### Aim:
Check every line of the entries for "Durchschnittlicher", and copy the lines that hold it.

Data entries:

========

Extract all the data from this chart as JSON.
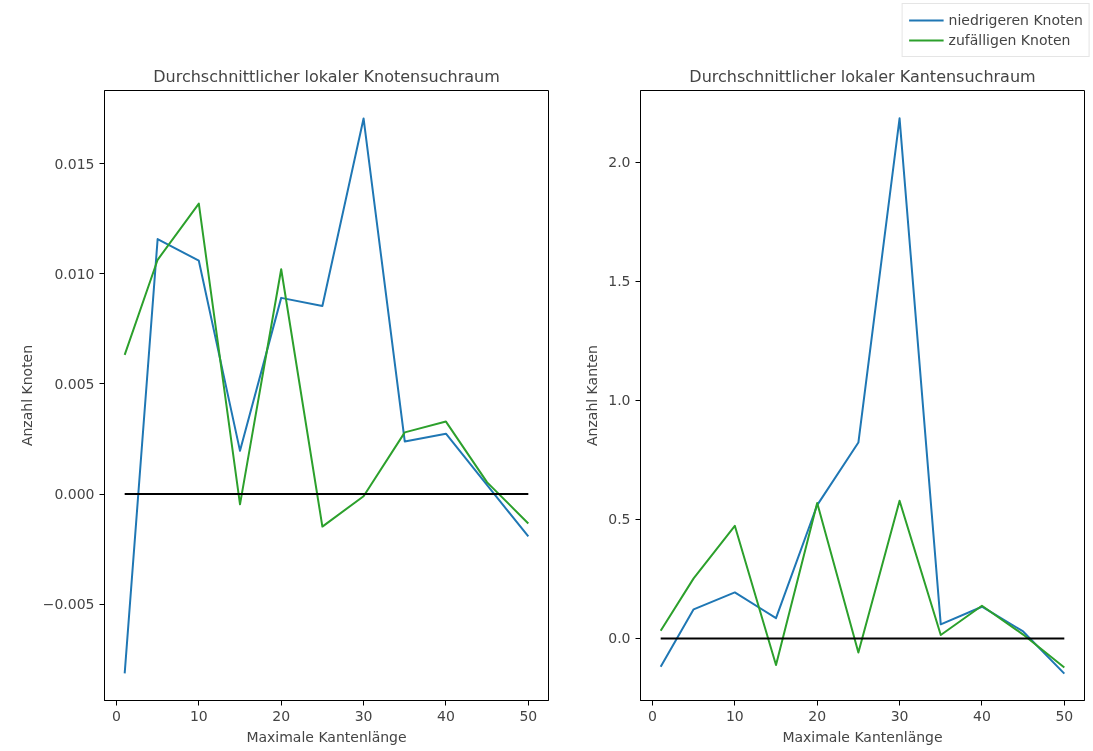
{
  "chart_data": [
    {
      "type": "line",
      "title": "Durchschnittlicher lokaler Knotensuchraum",
      "xlabel": "Maximale Kantenlänge",
      "ylabel": "Anzahl Knoten",
      "x": [
        1,
        5,
        10,
        15,
        20,
        25,
        30,
        35,
        40,
        45,
        50
      ],
      "series": [
        {
          "color": "#1f77b4",
          "values": [
            -0.00815,
            0.01158,
            0.0106,
            0.00196,
            0.00891,
            0.00854,
            0.01706,
            0.00239,
            0.00274,
            0.0004,
            -0.00193
          ]
        },
        {
          "color": "#2ca02c",
          "values": [
            0.00632,
            0.01064,
            0.01319,
            -0.00047,
            0.01021,
            -0.00148,
            -0.0001,
            0.0028,
            0.00329,
            0.00053,
            -0.00134
          ]
        },
        {
          "color": "#000000",
          "values": [
            0,
            0,
            0,
            0,
            0,
            0,
            0,
            0,
            0,
            0,
            0
          ]
        }
      ],
      "xlim": [
        -1.45,
        52.45
      ],
      "xticks": [
        0,
        10,
        20,
        30,
        40,
        50
      ],
      "ylim": [
        -0.00938,
        0.01833
      ],
      "yticks": [
        {
          "value": -0.005,
          "label": "−0.005"
        },
        {
          "value": 0,
          "label": "0.000"
        },
        {
          "value": 0.005,
          "label": "0.005"
        },
        {
          "value": 0.01,
          "label": "0.010"
        },
        {
          "value": 0.015,
          "label": "0.015"
        }
      ],
      "grid": false
    },
    {
      "type": "line",
      "title": "Durchschnittlicher lokaler Kantensuchraum",
      "xlabel": "Maximale Kantenlänge",
      "ylabel": "Anzahl Kanten",
      "x": [
        1,
        5,
        10,
        15,
        20,
        25,
        30,
        35,
        40,
        45,
        50
      ],
      "series": [
        {
          "name": "niedrigeren Knoten",
          "color": "#1f77b4",
          "values": [
            -0.119,
            0.122,
            0.193,
            0.085,
            0.56,
            0.823,
            2.185,
            0.059,
            0.133,
            0.029,
            -0.148
          ]
        },
        {
          "name": "zufälligen Knoten",
          "color": "#2ca02c",
          "values": [
            0.032,
            0.252,
            0.473,
            -0.112,
            0.569,
            -0.059,
            0.578,
            0.014,
            0.137,
            0.016,
            -0.122
          ]
        },
        {
          "color": "#000000",
          "values": [
            0,
            0,
            0,
            0,
            0,
            0,
            0,
            0,
            0,
            0,
            0
          ]
        }
      ],
      "xlim": [
        -1.45,
        52.45
      ],
      "xticks": [
        0,
        10,
        20,
        30,
        40,
        50
      ],
      "ylim": [
        -0.261,
        2.302
      ],
      "yticks": [
        {
          "value": 0,
          "label": "0.0"
        },
        {
          "value": 0.5,
          "label": "0.5"
        },
        {
          "value": 1,
          "label": "1.0"
        },
        {
          "value": 1.5,
          "label": "1.5"
        },
        {
          "value": 2,
          "label": "2.0"
        }
      ],
      "grid": false,
      "legend": "top right"
    }
  ]
}
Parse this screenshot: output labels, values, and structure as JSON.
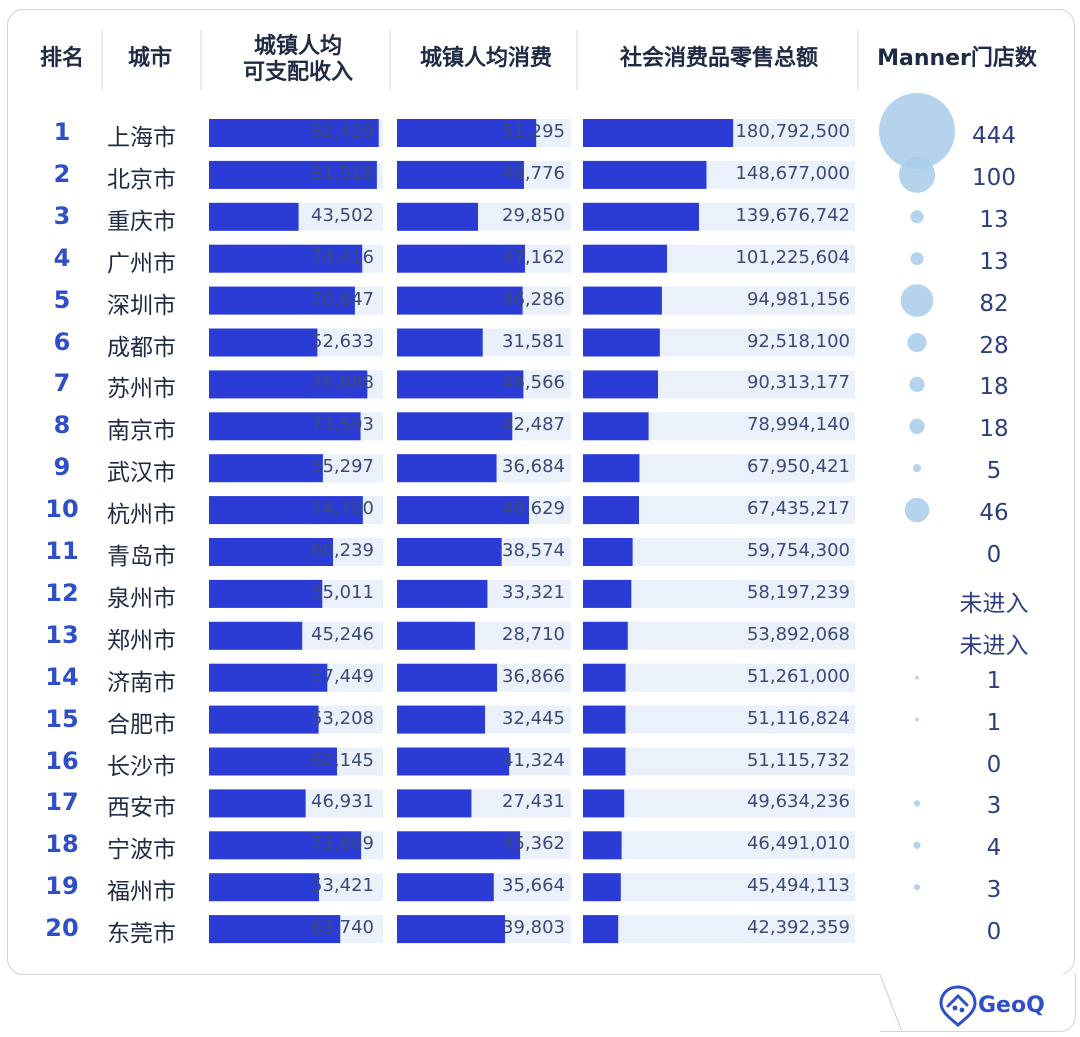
{
  "headers": {
    "rank": "排名",
    "city": "城市",
    "income_line1": "城镇人均",
    "income_line2": "可支配收入",
    "consumption": "城镇人均消费",
    "retail": "社会消费品零售总额",
    "stores": "Manner门店数"
  },
  "brand": "GeoQ",
  "colors": {
    "bar": "#2a3bd6",
    "track": "#eaf1fb",
    "bubble": "#a8cbea",
    "rank": "#2f4fc8"
  },
  "chart_data": {
    "type": "table",
    "columns": [
      "排名",
      "城市",
      "城镇人均可支配收入",
      "城镇人均消费",
      "社会消费品零售总额",
      "Manner门店数"
    ],
    "rows": [
      {
        "rank": "1",
        "city": "上海市",
        "income": 82429,
        "income_label": "82,429",
        "consumption": 51295,
        "consumption_label": "51,295",
        "retail": 180792500,
        "retail_label": "180,792,500",
        "stores": 444,
        "stores_label": "444"
      },
      {
        "rank": "2",
        "city": "北京市",
        "income": 81518,
        "income_label": "81,518",
        "consumption": 46776,
        "consumption_label": "46,776",
        "retail": 148677000,
        "retail_label": "148,677,000",
        "stores": 100,
        "stores_label": "100"
      },
      {
        "rank": "3",
        "city": "重庆市",
        "income": 43502,
        "income_label": "43,502",
        "consumption": 29850,
        "consumption_label": "29,850",
        "retail": 139676742,
        "retail_label": "139,676,742",
        "stores": 13,
        "stores_label": "13"
      },
      {
        "rank": "4",
        "city": "广州市",
        "income": 74416,
        "income_label": "74,416",
        "consumption": 47162,
        "consumption_label": "47,162",
        "retail": 101225604,
        "retail_label": "101,225,604",
        "stores": 13,
        "stores_label": "13"
      },
      {
        "rank": "5",
        "city": "深圳市",
        "income": 70847,
        "income_label": "70,847",
        "consumption": 46286,
        "consumption_label": "46,286",
        "retail": 94981156,
        "retail_label": "94,981,156",
        "stores": 82,
        "stores_label": "82"
      },
      {
        "rank": "6",
        "city": "成都市",
        "income": 52633,
        "income_label": "52,633",
        "consumption": 31581,
        "consumption_label": "31,581",
        "retail": 92518100,
        "retail_label": "92,518,100",
        "stores": 28,
        "stores_label": "28"
      },
      {
        "rank": "7",
        "city": "苏州市",
        "income": 76888,
        "income_label": "76,888",
        "consumption": 46566,
        "consumption_label": "46,566",
        "retail": 90313177,
        "retail_label": "90,313,177",
        "stores": 18,
        "stores_label": "18"
      },
      {
        "rank": "8",
        "city": "南京市",
        "income": 73593,
        "income_label": "73,593",
        "consumption": 42487,
        "consumption_label": "42,487",
        "retail": 78994140,
        "retail_label": "78,994,140",
        "stores": 18,
        "stores_label": "18"
      },
      {
        "rank": "9",
        "city": "武汉市",
        "income": 55297,
        "income_label": "55,297",
        "consumption": 36684,
        "consumption_label": "36,684",
        "retail": 67950421,
        "retail_label": "67,950,421",
        "stores": 5,
        "stores_label": "5"
      },
      {
        "rank": "10",
        "city": "杭州市",
        "income": 74700,
        "income_label": "74,700",
        "consumption": 48629,
        "consumption_label": "48,629",
        "retail": 67435217,
        "retail_label": "67,435,217",
        "stores": 46,
        "stores_label": "46"
      },
      {
        "rank": "11",
        "city": "青岛市",
        "income": 60239,
        "income_label": "60,239",
        "consumption": 38574,
        "consumption_label": "38,574",
        "retail": 59754300,
        "retail_label": "59,754,300",
        "stores": 0,
        "stores_label": "0"
      },
      {
        "rank": "12",
        "city": "泉州市",
        "income": 55011,
        "income_label": "55,011",
        "consumption": 33321,
        "consumption_label": "33,321",
        "retail": 58197239,
        "retail_label": "58,197,239",
        "stores": null,
        "stores_label": "未进入"
      },
      {
        "rank": "13",
        "city": "郑州市",
        "income": 45246,
        "income_label": "45,246",
        "consumption": 28710,
        "consumption_label": "28,710",
        "retail": 53892068,
        "retail_label": "53,892,068",
        "stores": null,
        "stores_label": "未进入"
      },
      {
        "rank": "14",
        "city": "济南市",
        "income": 57449,
        "income_label": "57,449",
        "consumption": 36866,
        "consumption_label": "36,866",
        "retail": 51261000,
        "retail_label": "51,261,000",
        "stores": 1,
        "stores_label": "1"
      },
      {
        "rank": "15",
        "city": "合肥市",
        "income": 53208,
        "income_label": "53,208",
        "consumption": 32445,
        "consumption_label": "32,445",
        "retail": 51116824,
        "retail_label": "51,116,824",
        "stores": 1,
        "stores_label": "1"
      },
      {
        "rank": "16",
        "city": "长沙市",
        "income": 62145,
        "income_label": "62,145",
        "consumption": 41324,
        "consumption_label": "41,324",
        "retail": 51115732,
        "retail_label": "51,115,732",
        "stores": 0,
        "stores_label": "0"
      },
      {
        "rank": "17",
        "city": "西安市",
        "income": 46931,
        "income_label": "46,931",
        "consumption": 27431,
        "consumption_label": "27,431",
        "retail": 49634236,
        "retail_label": "49,634,236",
        "stores": 3,
        "stores_label": "3"
      },
      {
        "rank": "18",
        "city": "宁波市",
        "income": 73869,
        "income_label": "73,869",
        "consumption": 45362,
        "consumption_label": "45,362",
        "retail": 46491010,
        "retail_label": "46,491,010",
        "stores": 4,
        "stores_label": "4"
      },
      {
        "rank": "19",
        "city": "福州市",
        "income": 53421,
        "income_label": "53,421",
        "consumption": 35664,
        "consumption_label": "35,664",
        "retail": 45494113,
        "retail_label": "45,494,113",
        "stores": 3,
        "stores_label": "3"
      },
      {
        "rank": "20",
        "city": "东莞市",
        "income": 63740,
        "income_label": "63,740",
        "consumption": 39803,
        "consumption_label": "39,803",
        "retail": 42392359,
        "retail_label": "42,392,359",
        "stores": 0,
        "stores_label": "0"
      }
    ]
  }
}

========

### The response:
      "title": "Durchschnittlicher lokaler Knotensuchraum",
      "title": "Durchschnittlicher lokaler Kantensuchraum",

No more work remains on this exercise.